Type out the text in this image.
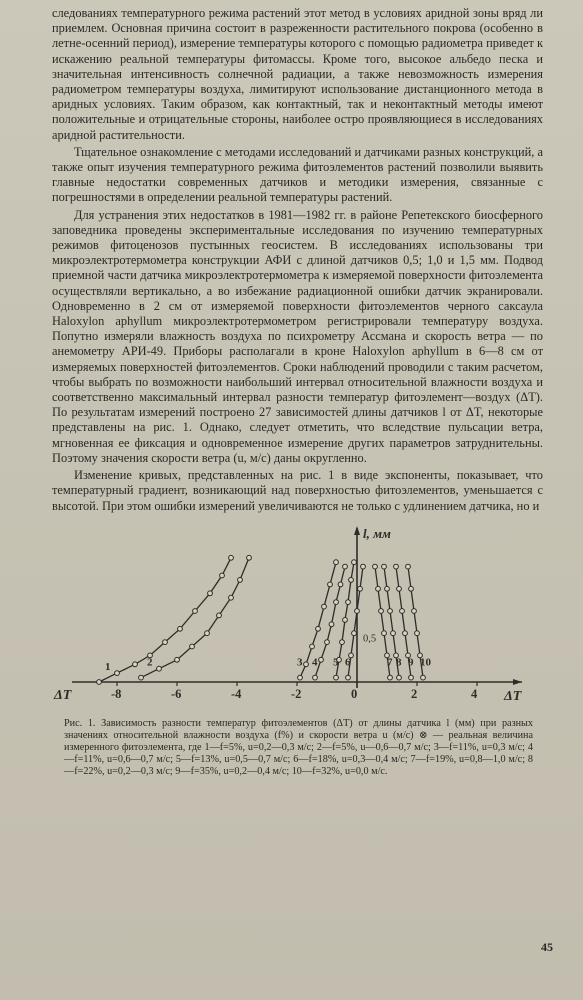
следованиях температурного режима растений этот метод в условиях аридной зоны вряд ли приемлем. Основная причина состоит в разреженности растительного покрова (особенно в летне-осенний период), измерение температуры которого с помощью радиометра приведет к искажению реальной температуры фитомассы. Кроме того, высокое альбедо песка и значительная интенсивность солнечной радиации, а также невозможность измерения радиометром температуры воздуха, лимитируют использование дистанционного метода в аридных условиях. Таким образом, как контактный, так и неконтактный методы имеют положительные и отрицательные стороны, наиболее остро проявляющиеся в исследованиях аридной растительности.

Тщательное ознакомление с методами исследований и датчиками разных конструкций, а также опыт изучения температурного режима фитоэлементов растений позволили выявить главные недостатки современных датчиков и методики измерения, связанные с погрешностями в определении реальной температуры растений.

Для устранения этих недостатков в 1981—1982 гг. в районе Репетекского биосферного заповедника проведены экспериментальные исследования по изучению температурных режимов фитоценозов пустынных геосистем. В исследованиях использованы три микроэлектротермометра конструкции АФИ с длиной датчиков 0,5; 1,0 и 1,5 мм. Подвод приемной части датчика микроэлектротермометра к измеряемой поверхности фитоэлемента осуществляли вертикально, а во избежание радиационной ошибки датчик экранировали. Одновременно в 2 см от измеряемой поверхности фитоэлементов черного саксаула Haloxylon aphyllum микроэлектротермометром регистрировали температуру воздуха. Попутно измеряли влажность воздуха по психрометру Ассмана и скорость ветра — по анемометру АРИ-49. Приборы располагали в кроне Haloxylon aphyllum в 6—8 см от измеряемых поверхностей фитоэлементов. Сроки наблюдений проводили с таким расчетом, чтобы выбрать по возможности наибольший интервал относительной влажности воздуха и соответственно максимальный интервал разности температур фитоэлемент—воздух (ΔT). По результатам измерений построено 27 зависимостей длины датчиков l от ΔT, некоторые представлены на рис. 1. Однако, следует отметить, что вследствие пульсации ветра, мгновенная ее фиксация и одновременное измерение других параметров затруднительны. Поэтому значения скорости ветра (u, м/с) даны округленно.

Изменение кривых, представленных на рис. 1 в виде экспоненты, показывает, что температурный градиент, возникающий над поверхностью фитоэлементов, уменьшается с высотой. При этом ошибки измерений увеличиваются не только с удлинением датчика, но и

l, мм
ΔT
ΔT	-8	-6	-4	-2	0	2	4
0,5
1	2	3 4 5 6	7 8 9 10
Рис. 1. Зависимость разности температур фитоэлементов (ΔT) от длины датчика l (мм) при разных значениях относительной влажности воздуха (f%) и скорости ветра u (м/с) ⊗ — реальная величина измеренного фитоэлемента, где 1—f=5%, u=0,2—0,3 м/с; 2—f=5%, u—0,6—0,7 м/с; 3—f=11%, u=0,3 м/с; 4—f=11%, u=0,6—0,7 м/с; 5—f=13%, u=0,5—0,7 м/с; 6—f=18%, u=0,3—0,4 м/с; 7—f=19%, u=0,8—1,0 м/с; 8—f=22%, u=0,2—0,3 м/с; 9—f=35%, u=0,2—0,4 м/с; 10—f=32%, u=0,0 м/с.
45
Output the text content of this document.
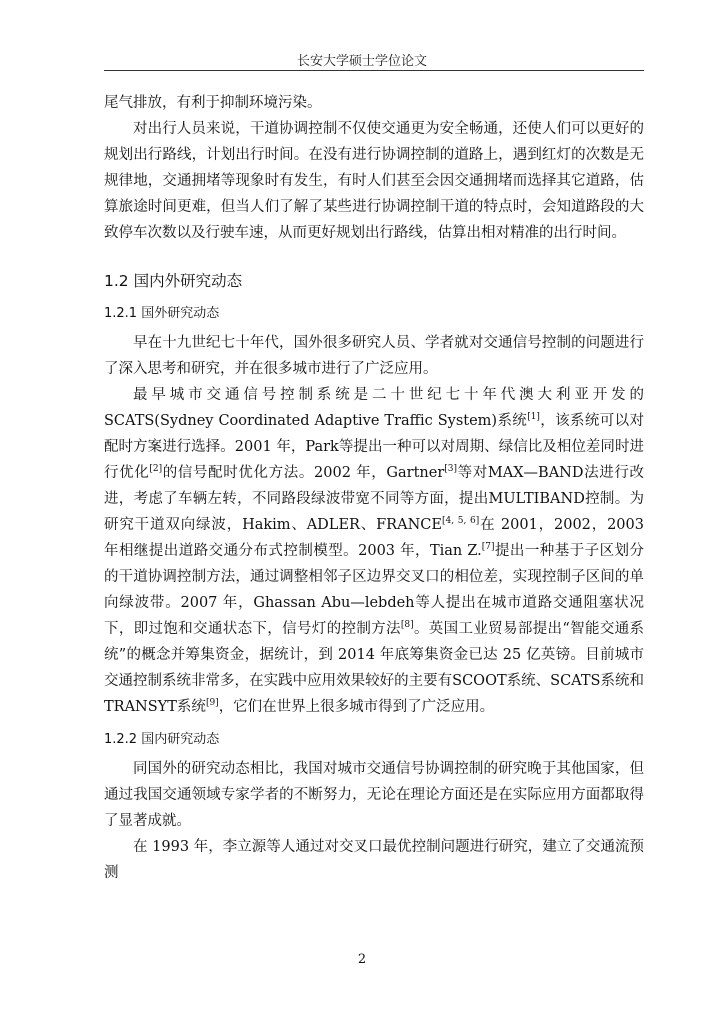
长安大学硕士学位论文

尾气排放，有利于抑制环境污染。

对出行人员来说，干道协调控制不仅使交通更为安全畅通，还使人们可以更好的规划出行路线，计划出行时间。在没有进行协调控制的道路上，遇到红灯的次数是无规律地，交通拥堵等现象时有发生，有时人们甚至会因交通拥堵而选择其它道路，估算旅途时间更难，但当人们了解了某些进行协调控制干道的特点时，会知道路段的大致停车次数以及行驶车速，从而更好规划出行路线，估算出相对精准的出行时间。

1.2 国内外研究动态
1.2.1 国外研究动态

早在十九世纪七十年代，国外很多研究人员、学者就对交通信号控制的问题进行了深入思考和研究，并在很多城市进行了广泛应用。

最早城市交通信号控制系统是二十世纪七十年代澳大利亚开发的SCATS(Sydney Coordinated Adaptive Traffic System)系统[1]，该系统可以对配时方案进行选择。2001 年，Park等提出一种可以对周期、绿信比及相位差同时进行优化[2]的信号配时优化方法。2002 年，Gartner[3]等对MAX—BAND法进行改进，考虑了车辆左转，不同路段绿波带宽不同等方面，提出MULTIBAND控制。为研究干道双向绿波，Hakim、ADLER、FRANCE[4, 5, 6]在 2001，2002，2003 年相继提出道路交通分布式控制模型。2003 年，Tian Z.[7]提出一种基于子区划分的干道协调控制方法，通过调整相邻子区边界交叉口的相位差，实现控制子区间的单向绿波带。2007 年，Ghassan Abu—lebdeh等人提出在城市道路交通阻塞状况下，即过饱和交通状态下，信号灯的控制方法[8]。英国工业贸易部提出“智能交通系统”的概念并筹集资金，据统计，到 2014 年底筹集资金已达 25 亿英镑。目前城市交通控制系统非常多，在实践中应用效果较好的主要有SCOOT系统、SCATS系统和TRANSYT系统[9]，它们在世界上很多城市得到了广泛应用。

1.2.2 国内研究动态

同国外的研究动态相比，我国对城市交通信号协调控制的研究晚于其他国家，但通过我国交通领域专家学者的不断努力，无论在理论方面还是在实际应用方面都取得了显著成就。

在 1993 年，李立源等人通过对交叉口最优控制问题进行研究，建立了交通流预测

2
•••••
**What is required:** Write out the full listing verbatim, excluding its pictures.

**Result for this task:**
Type out the text in this image.
следованиях температурного режима растений этот метод в условиях аридной зоны вряд ли приемлем. Основная причина состоит в разреженности растительного покрова (особенно в летне-осенний период), измерение температуры которого с помощью радиометра приведет к искажению реальной температуры фитомассы. Кроме того, высокое альбедо песка и значительная интенсивность солнечной радиации, а также невозможность измерения радиометром температуры воздуха, лимитируют использование дистанционного метода в аридных условиях. Таким образом, как контактный, так и неконтактный методы имеют положительные и отрицательные стороны, наиболее остро проявляющиеся в исследованиях аридной растительности.

Тщательное ознакомление с методами исследований и датчиками разных конструкций, а также опыт изучения температурного режима фитоэлементов растений позволили выявить главные недостатки современных датчиков и методики измерения, связанные с погрешностями в определении реальной температуры растений.

Для устранения этих недостатков в 1981—1982 гг. в районе Репетекского биосферного заповедника проведены экспериментальные исследования по изучению температурных режимов фитоценозов пустынных геосистем. В исследованиях использованы три микроэлектротермометра конструкции АФИ с длиной датчиков 0,5; 1,0 и 1,5 мм. Подвод приемной части датчика микроэлектротермометра к измеряемой поверхности фитоэлемента осуществляли вертикально, а во избежание радиационной ошибки датчик экранировали. Одновременно в 2 см от измеряемой поверхности фитоэлементов черного саксаула Haloxylon aphyllum микроэлектротермометром регистрировали температуру воздуха. Попутно измеряли влажность воздуха по психрометру Ассмана и скорость ветра — по анемометру АРИ-49. Приборы располагали в кроне Haloxylon aphyllum в 6—8 см от измеряемых поверхностей фитоэлементов. Сроки наблюдений проводили с таким расчетом, чтобы выбрать по возможности наибольший интервал относительной влажности воздуха и соответственно максимальный интервал разности температур фитоэлемент—воздух (ΔT). По результатам измерений построено 27 зависимостей длины датчиков l от ΔT, некоторые представлены на рис. 1. Однако, следует отметить, что вследствие пульсации ветра, мгновенная ее фиксация и одновременное измерение других параметров затруднительны. Поэтому значения скорости ветра (u, м/с) даны округленно.

Изменение кривых, представленных на рис. 1 в виде экспоненты, показывает, что температурный градиент, возникающий над поверхностью фитоэлементов, уменьшается с высотой. При этом ошибки измерений увеличиваются не только с удлинением датчика, но и

l, мм
ΔT
ΔT	-8	-6	-4	-2	0	2	4
0,5
1	2	3 4 5 6	7 8 9 10
Рис. 1. Зависимость разности температур фитоэлементов (ΔT) от длины датчика l (мм) при разных значениях относительной влажности воздуха (f%) и скорости ветра u (м/с) ⊗ — реальная величина измеренного фитоэлемента, где 1—f=5%, u=0,2—0,3 м/с; 2—f=5%, u—0,6—0,7 м/с; 3—f=11%, u=0,3 м/с; 4—f=11%, u=0,6—0,7 м/с; 5—f=13%, u=0,5—0,7 м/с; 6—f=18%, u=0,3—0,4 м/с; 7—f=19%, u=0,8—1,0 м/с; 8—f=22%, u=0,2—0,3 м/с; 9—f=35%, u=0,2—0,4 м/с; 10—f=32%, u=0,0 м/с.
45
Output the text content of this document.
长安大学硕士学位论文

尾气排放，有利于抑制环境污染。

对出行人员来说，干道协调控制不仅使交通更为安全畅通，还使人们可以更好的规划出行路线，计划出行时间。在没有进行协调控制的道路上，遇到红灯的次数是无规律地，交通拥堵等现象时有发生，有时人们甚至会因交通拥堵而选择其它道路，估算旅途时间更难，但当人们了解了某些进行协调控制干道的特点时，会知道路段的大致停车次数以及行驶车速，从而更好规划出行路线，估算出相对精准的出行时间。

1.2 国内外研究动态
1.2.1 国外研究动态

早在十九世纪七十年代，国外很多研究人员、学者就对交通信号控制的问题进行了深入思考和研究，并在很多城市进行了广泛应用。

最早城市交通信号控制系统是二十世纪七十年代澳大利亚开发的SCATS(Sydney Coordinated Adaptive Traffic System)系统[1]，该系统可以对配时方案进行选择。2001 年，Park等提出一种可以对周期、绿信比及相位差同时进行优化[2]的信号配时优化方法。2002 年，Gartner[3]等对MAX—BAND法进行改进，考虑了车辆左转，不同路段绿波带宽不同等方面，提出MULTIBAND控制。为研究干道双向绿波，Hakim、ADLER、FRANCE[4, 5, 6]在 2001，2002，2003 年相继提出道路交通分布式控制模型。2003 年，Tian Z.[7]提出一种基于子区划分的干道协调控制方法，通过调整相邻子区边界交叉口的相位差，实现控制子区间的单向绿波带。2007 年，Ghassan Abu—lebdeh等人提出在城市道路交通阻塞状况下，即过饱和交通状态下，信号灯的控制方法[8]。英国工业贸易部提出“智能交通系统”的概念并筹集资金，据统计，到 2014 年底筹集资金已达 25 亿英镑。目前城市交通控制系统非常多，在实践中应用效果较好的主要有SCOOT系统、SCATS系统和TRANSYT系统[9]，它们在世界上很多城市得到了广泛应用。

1.2.2 国内研究动态

同国外的研究动态相比，我国对城市交通信号协调控制的研究晚于其他国家，但通过我国交通领域专家学者的不断努力，无论在理论方面还是在实际应用方面都取得了显著成就。

在 1993 年，李立源等人通过对交叉口最优控制问题进行研究，建立了交通流预测

2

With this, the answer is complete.